--- begin ---
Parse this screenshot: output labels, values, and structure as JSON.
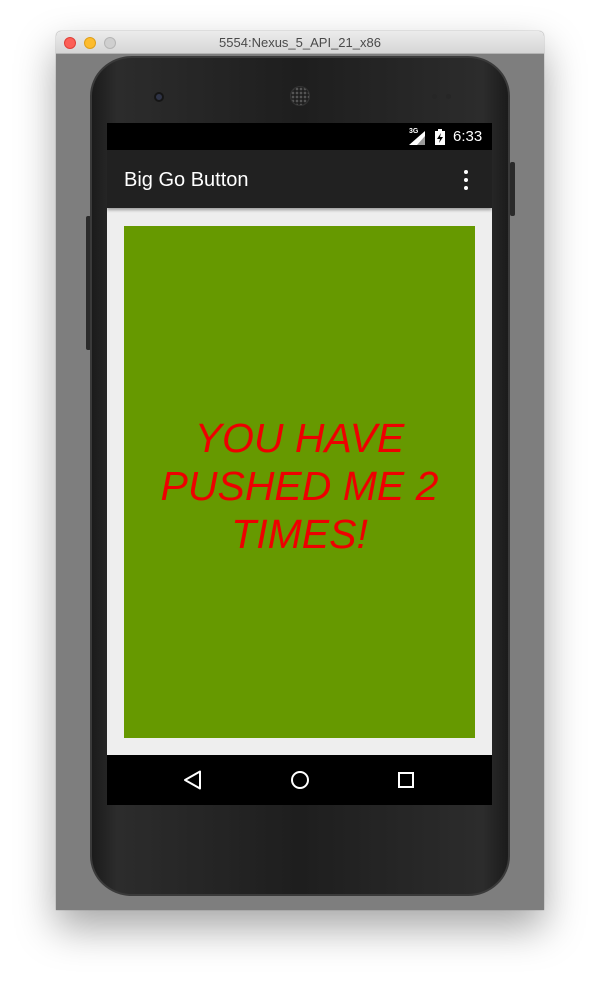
{
  "window": {
    "title": "5554:Nexus_5_API_21_x86"
  },
  "statusbar": {
    "network": "3G",
    "time": "6:33"
  },
  "appbar": {
    "title": "Big Go Button"
  },
  "main": {
    "button_text": "YOU HAVE PUSHED ME 2 TIMES!"
  },
  "colors": {
    "button_bg": "#669900",
    "button_text": "#ee0000",
    "appbar_bg": "#212121",
    "content_bg": "#eeeeee"
  },
  "icons": {
    "overflow": "more-vert-icon",
    "signal": "signal-icon",
    "battery": "battery-icon",
    "back": "back-icon",
    "home": "home-icon",
    "recents": "recents-icon"
  }
}
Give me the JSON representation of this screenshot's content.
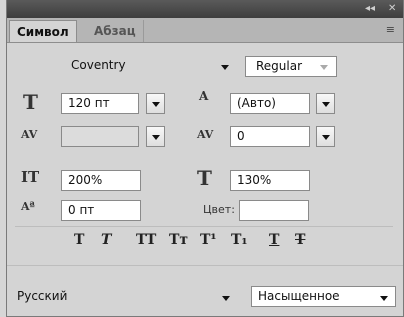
{
  "window": {
    "collapse": "◂◂",
    "close": "✕"
  },
  "tabs": [
    {
      "label": "Символ"
    },
    {
      "label": "Абзац"
    }
  ],
  "menu_icon": "≡",
  "font": {
    "family": "Coventry",
    "style": "Regular"
  },
  "size": {
    "value": "120 пт"
  },
  "leading": {
    "value": "(Авто)"
  },
  "kerning": {
    "value": ""
  },
  "tracking": {
    "value": "0"
  },
  "vertical_scale": {
    "value": "200%"
  },
  "horizontal_scale": {
    "value": "130%"
  },
  "baseline_shift": {
    "value": "0 пт"
  },
  "color": {
    "label": "Цвет:",
    "swatch": "#ffffff"
  },
  "icons": {
    "size": "T",
    "leading": "A",
    "kerning": "AV",
    "tracking": "AV",
    "vscale": "IT",
    "hscale": "T",
    "baseline": "Aª"
  },
  "style_buttons": [
    {
      "name": "faux-bold",
      "glyph": "T"
    },
    {
      "name": "faux-italic",
      "glyph": "T"
    },
    {
      "name": "all-caps",
      "glyph": "TT"
    },
    {
      "name": "small-caps",
      "glyph": "Tт"
    },
    {
      "name": "superscript",
      "glyph": "T¹"
    },
    {
      "name": "subscript",
      "glyph": "T₁"
    },
    {
      "name": "underline",
      "glyph": "T"
    },
    {
      "name": "strikethrough",
      "glyph": "T"
    }
  ],
  "language": {
    "value": "Русский"
  },
  "antialias": {
    "icon": "ªa",
    "value": "Насыщенное"
  }
}
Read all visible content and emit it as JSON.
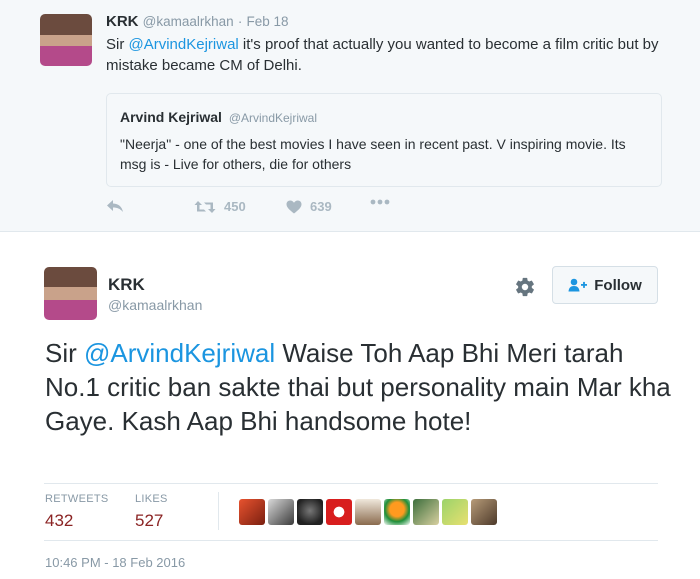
{
  "top_tweet": {
    "name": "KRK",
    "handle": "@kamaalrkhan",
    "separator": "·",
    "date": "Feb 18",
    "text_prefix": "Sir ",
    "mention": "@ArvindKejriwal",
    "text_suffix": " it's proof that actually you wanted to become a film critic but by mistake became CM of Delhi.",
    "quote": {
      "name": "Arvind Kejriwal",
      "handle": "@ArvindKejriwal",
      "text": "\"Neerja\" - one of the best movies I have seen in recent past. V inspiring movie. Its msg is - Live for others, die for others"
    },
    "actions": {
      "reply_icon": "reply-icon",
      "retweet_icon": "retweet-icon",
      "retweet_count": "450",
      "like_icon": "heart-icon",
      "like_count": "639",
      "more_icon": "more-dots-icon"
    }
  },
  "main_tweet": {
    "name": "KRK",
    "handle": "@kamaalrkhan",
    "follow_label": "Follow",
    "text_prefix": "Sir ",
    "mention": "@ArvindKejriwal",
    "text_suffix": " Waise Toh Aap Bhi Meri tarah No.1 critic ban sakte thai but personality main Mar kha Gaye. Kash Aap Bhi handsome hote!",
    "stats": {
      "retweets_label": "RETWEETS",
      "retweets_value": "432",
      "likes_label": "LIKES",
      "likes_value": "527"
    },
    "likers_count": 9,
    "timestamp": "10:46 PM - 18 Feb 2016"
  },
  "colors": {
    "mention": "#1b95e0",
    "stat_value": "#8b2424",
    "muted": "#8899a6",
    "background_top": "#f5f8fa"
  }
}
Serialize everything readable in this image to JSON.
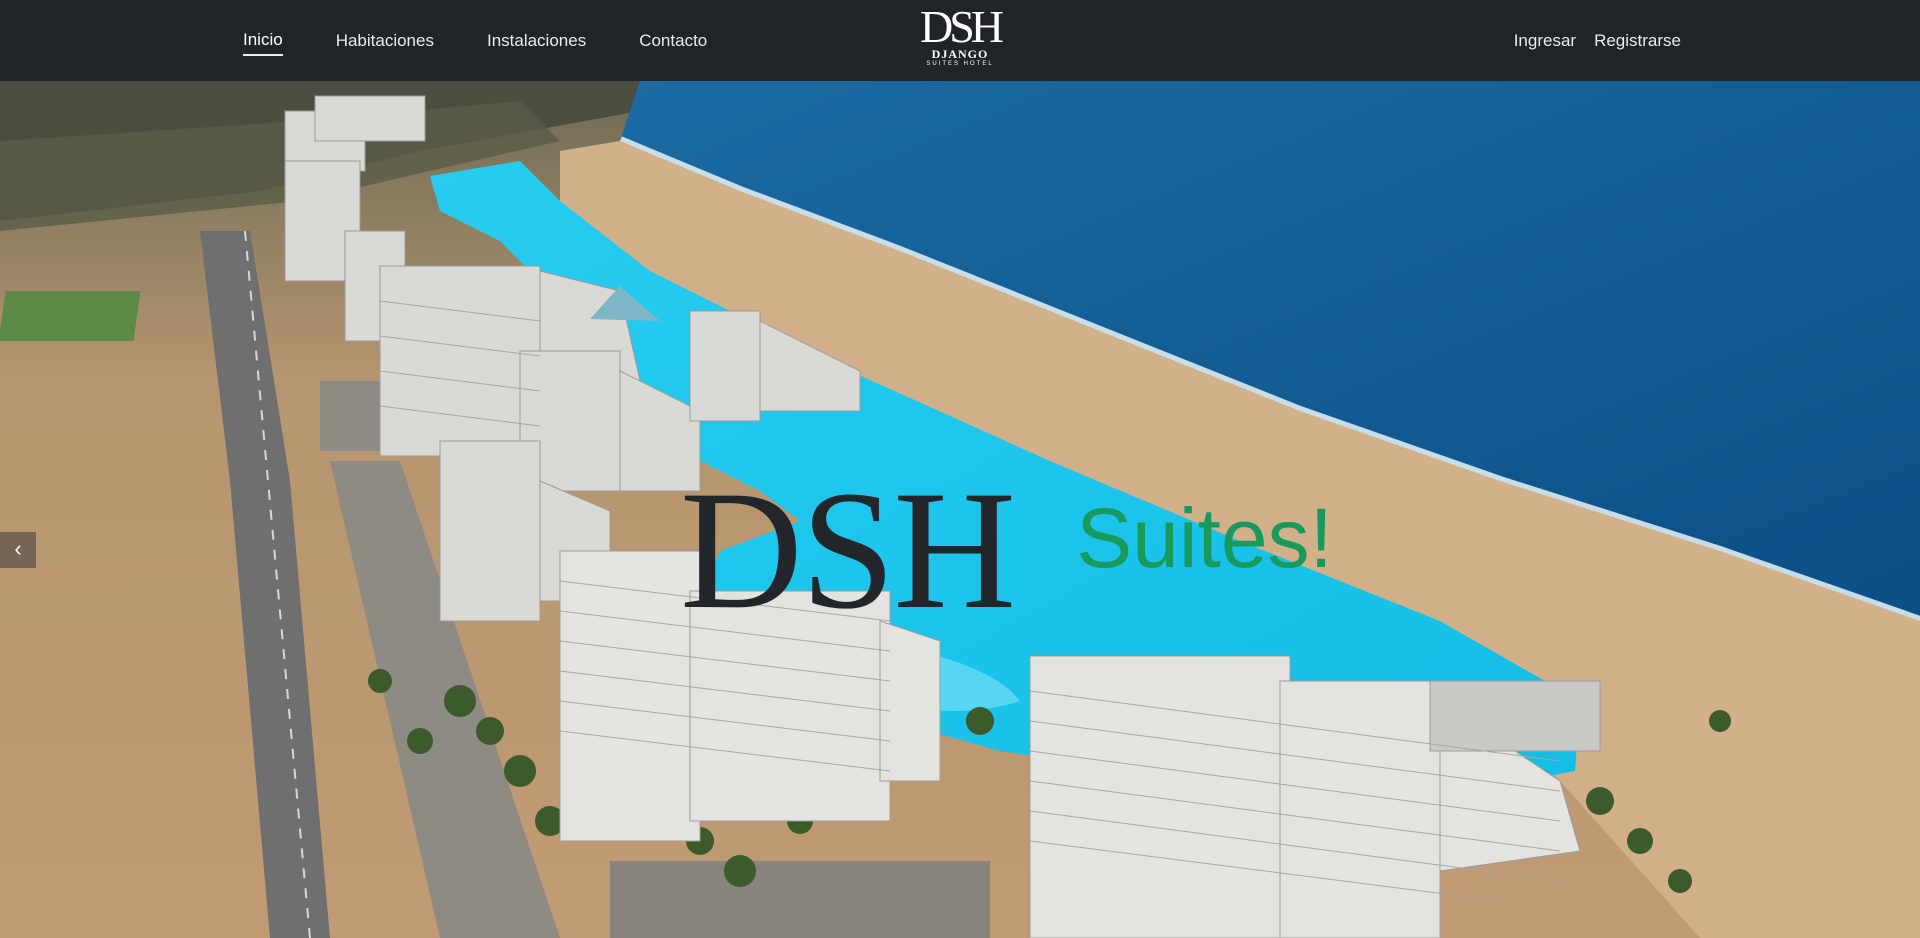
{
  "nav": {
    "left_items": [
      {
        "label": "Inicio",
        "active": true
      },
      {
        "label": "Habitaciones"
      },
      {
        "label": "Instalaciones"
      },
      {
        "label": "Contacto"
      }
    ],
    "right_items": [
      {
        "label": "Ingresar"
      },
      {
        "label": "Registrarse"
      }
    ]
  },
  "brand": {
    "mark": "DSH",
    "line1": "DJANGO",
    "line2": "SUITES HOTEL"
  },
  "hero": {
    "title": "DSH",
    "subtitle": "Suites!",
    "prev_icon": "chevron-left-icon"
  },
  "colors": {
    "navbar_bg": "#202328",
    "title": "#22262b",
    "subtitle": "#189a5d",
    "lagoon": "#1ec8ec",
    "ocean": "#0f5e96",
    "sand": "#c9a47a"
  }
}
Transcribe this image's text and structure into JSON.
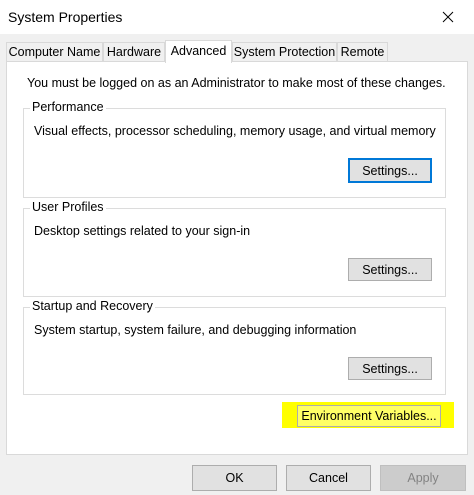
{
  "window": {
    "title": "System Properties",
    "close_glyph": "close-icon"
  },
  "tabs": [
    {
      "label": "Computer Name",
      "active": false
    },
    {
      "label": "Hardware",
      "active": false
    },
    {
      "label": "Advanced",
      "active": true
    },
    {
      "label": "System Protection",
      "active": false
    },
    {
      "label": "Remote",
      "active": false
    }
  ],
  "advanced": {
    "admin_message": "You must be logged on as an Administrator to make most of these changes.",
    "performance": {
      "title": "Performance",
      "description": "Visual effects, processor scheduling, memory usage, and virtual memory",
      "button": "Settings..."
    },
    "user_profiles": {
      "title": "User Profiles",
      "description": "Desktop settings related to your sign-in",
      "button": "Settings..."
    },
    "startup_recovery": {
      "title": "Startup and Recovery",
      "description": "System startup, system failure, and debugging information",
      "button": "Settings..."
    },
    "env_button": "Environment Variables..."
  },
  "footer": {
    "ok": "OK",
    "cancel": "Cancel",
    "apply": "Apply"
  },
  "colors": {
    "highlight": "#ffff00",
    "focus_border": "#0078d7",
    "button_face": "#e1e1e1"
  }
}
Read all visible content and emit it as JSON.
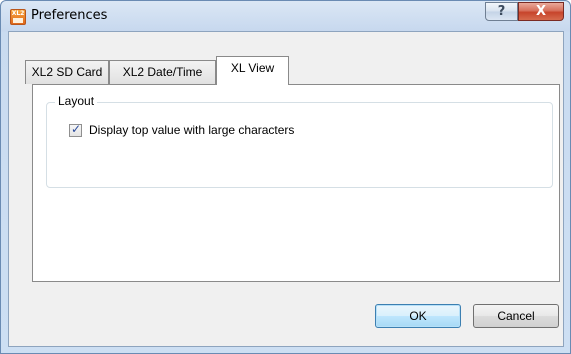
{
  "window": {
    "title": "Preferences",
    "icon_text": "XL2",
    "help_label": "?",
    "close_label": "X"
  },
  "tabs": [
    {
      "label": "XL2 SD Card",
      "active": false
    },
    {
      "label": "XL2 Date/Time",
      "active": false
    },
    {
      "label": "XL View",
      "active": true
    }
  ],
  "layout_group": {
    "title": "Layout",
    "checkbox": {
      "label": "Display top value with large characters",
      "checked": true
    }
  },
  "buttons": {
    "ok_label": "OK",
    "cancel_label": "Cancel"
  }
}
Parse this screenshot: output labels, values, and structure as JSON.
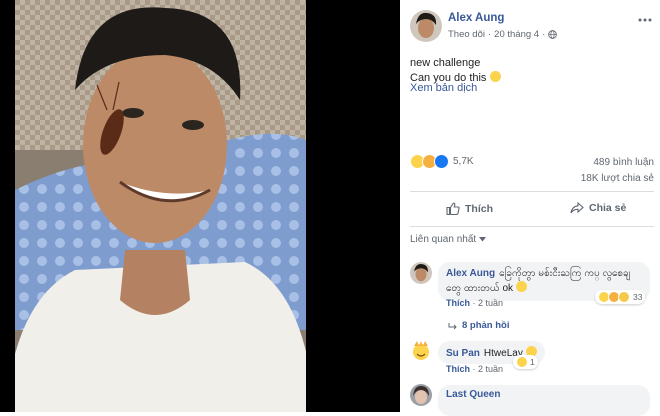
{
  "post": {
    "author": "Alex Aung",
    "follow_label": "Theo dõi",
    "date": "20 tháng 4",
    "privacy_icon": "globe-icon",
    "text_line1": "new challenge",
    "text_line2": "Can you do this",
    "see_translation": "Xem bản dịch",
    "reaction_count": "5,7K",
    "comments_count": "489 bình luận",
    "shares_count": "18K lượt chia sẻ",
    "like_label": "Thích",
    "share_label": "Chia sẻ",
    "sort_label": "Liên quan nhất"
  },
  "comments": [
    {
      "author": "Alex Aung",
      "text": "ခြေကိုတွာ မစ်းငီးႀကြ ကပ္ လွစေချတွေ ထားတယ် ok",
      "like": "Thích",
      "time": "2 tuần",
      "reaction_count": "33",
      "replies": "8 phản hồi"
    },
    {
      "author": "Su Pan",
      "text": "HtweLay",
      "like": "Thích",
      "time": "2 tuần",
      "reaction_count": "1"
    },
    {
      "author": "Last Queen"
    }
  ],
  "colors": {
    "link": "#385898",
    "secondary_text": "#606770",
    "bubble": "#f2f3f5",
    "like_blue": "#1877f2",
    "haha_yellow": "#fcd34d"
  }
}
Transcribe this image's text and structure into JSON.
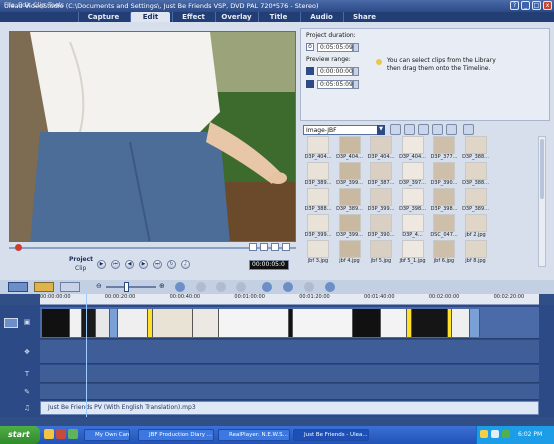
{
  "window": {
    "title": "Ulead VideoStudio (C:\\Documents and Settings\\, Just Be Friends VSP, DVD PAL 720*576 - Stereo)"
  },
  "menu": [
    "File",
    "Edit",
    "Clip",
    "Tools"
  ],
  "steps": [
    {
      "label": "Capture",
      "active": false
    },
    {
      "label": "Edit",
      "active": true
    },
    {
      "label": "Effect",
      "active": false
    },
    {
      "label": "Overlay",
      "active": false
    },
    {
      "label": "Title",
      "active": false
    },
    {
      "label": "Audio",
      "active": false
    },
    {
      "label": "Share",
      "active": false
    }
  ],
  "options": {
    "project_duration_label": "Project duration:",
    "project_duration_value": "0:05:05:09",
    "preview_range_label": "Preview range:",
    "preview_start": "0:00:00:00",
    "preview_end": "0:05:05:09",
    "hint": "You can select clips from the Library then drag them onto the Timeline."
  },
  "library": {
    "dropdown": "Image-JBF",
    "thumbs": [
      "D3P_404...",
      "D3P_404...",
      "D3P_404...",
      "D3P_404...",
      "D3P_377...",
      "D3P_388...",
      "D3P_389...",
      "D3P_399...",
      "D3P_387...",
      "D3P_397...",
      "D3P_390...",
      "D3P_388...",
      "D3P_388...",
      "D3P_389...",
      "D3P_399...",
      "D3P_398...",
      "D3P_398...",
      "D3P_389...",
      "D3P_399...",
      "D3P_399...",
      "D3P_390...",
      "D3P_4...",
      "DSC_047...",
      "jbf 2.jpg",
      "jbf 3.jpg",
      "jbf 4.jpg",
      "jbf 5.jpg",
      "jbf 5_1.jpg",
      "jbf 6.jpg",
      "jbf 8.jpg"
    ]
  },
  "nav": {
    "project_label": "Project",
    "clip_label": "Clip",
    "timecode": "00:00:05:0"
  },
  "timeline": {
    "ticks": [
      "00:00:00:00",
      "00:00:20:00",
      "00:00:40:00",
      "00:01:00:00",
      "00:01:20:00",
      "00:01:40:00",
      "00:02:00:00",
      "00:02:20:00"
    ],
    "audio_clip": "Just Be Friends     PV (With English Translation).mp3"
  },
  "taskbar": {
    "start": "start",
    "tasks": [
      {
        "label": "My Own Cam",
        "active": false
      },
      {
        "label": "JBF Production Diary ...",
        "active": false
      },
      {
        "label": "RealPlayer: N.E.W.S...",
        "active": false
      },
      {
        "label": "Just Be Friends - Ulea...",
        "active": true
      }
    ],
    "clock": "6:02 PM"
  },
  "colors": {
    "accent": "#2b4a86",
    "panel": "#d7dfec",
    "track": "#3f5e98"
  }
}
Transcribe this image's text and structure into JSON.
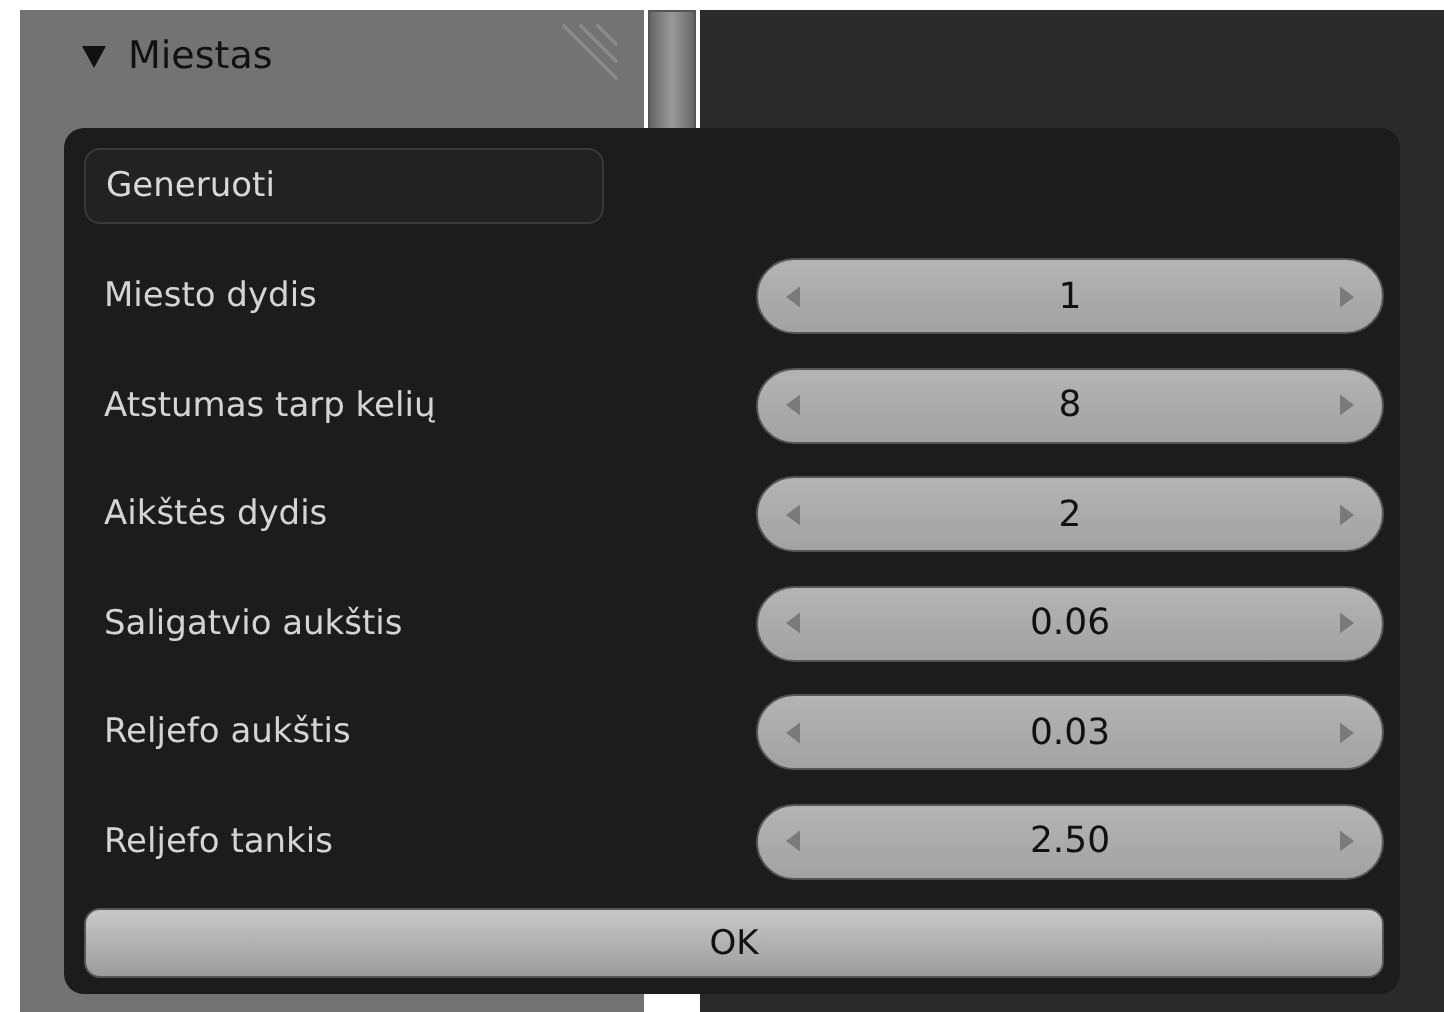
{
  "panel": {
    "section": {
      "label": "Miestas",
      "expanded": true
    }
  },
  "dialog": {
    "generate_button": "Generuoti",
    "fields": [
      {
        "label": "Miesto dydis",
        "value": "1"
      },
      {
        "label": "Atstumas tarp kelių",
        "value": "8"
      },
      {
        "label": "Aikštės dydis",
        "value": "2"
      },
      {
        "label": "Saligatvio aukštis",
        "value": "0.06"
      },
      {
        "label": "Reljefo aukštis",
        "value": "0.03"
      },
      {
        "label": "Reljefo tankis",
        "value": "2.50"
      }
    ],
    "ok_button": "OK"
  }
}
--- end ---
= To do =
Identify each line in the records above containing the word "Friends"; copy those lines.

= Exercise output =
    "title": "Ulead VideoStudio (C:\\Documents and Settings\\, Just Be Friends VSP, DVD PAL 720*576 - Stereo)"
    "audio_clip": "Just Be Friends     PV (With English Translation).mp3"
        "label": "Just Be Friends - Ulea...",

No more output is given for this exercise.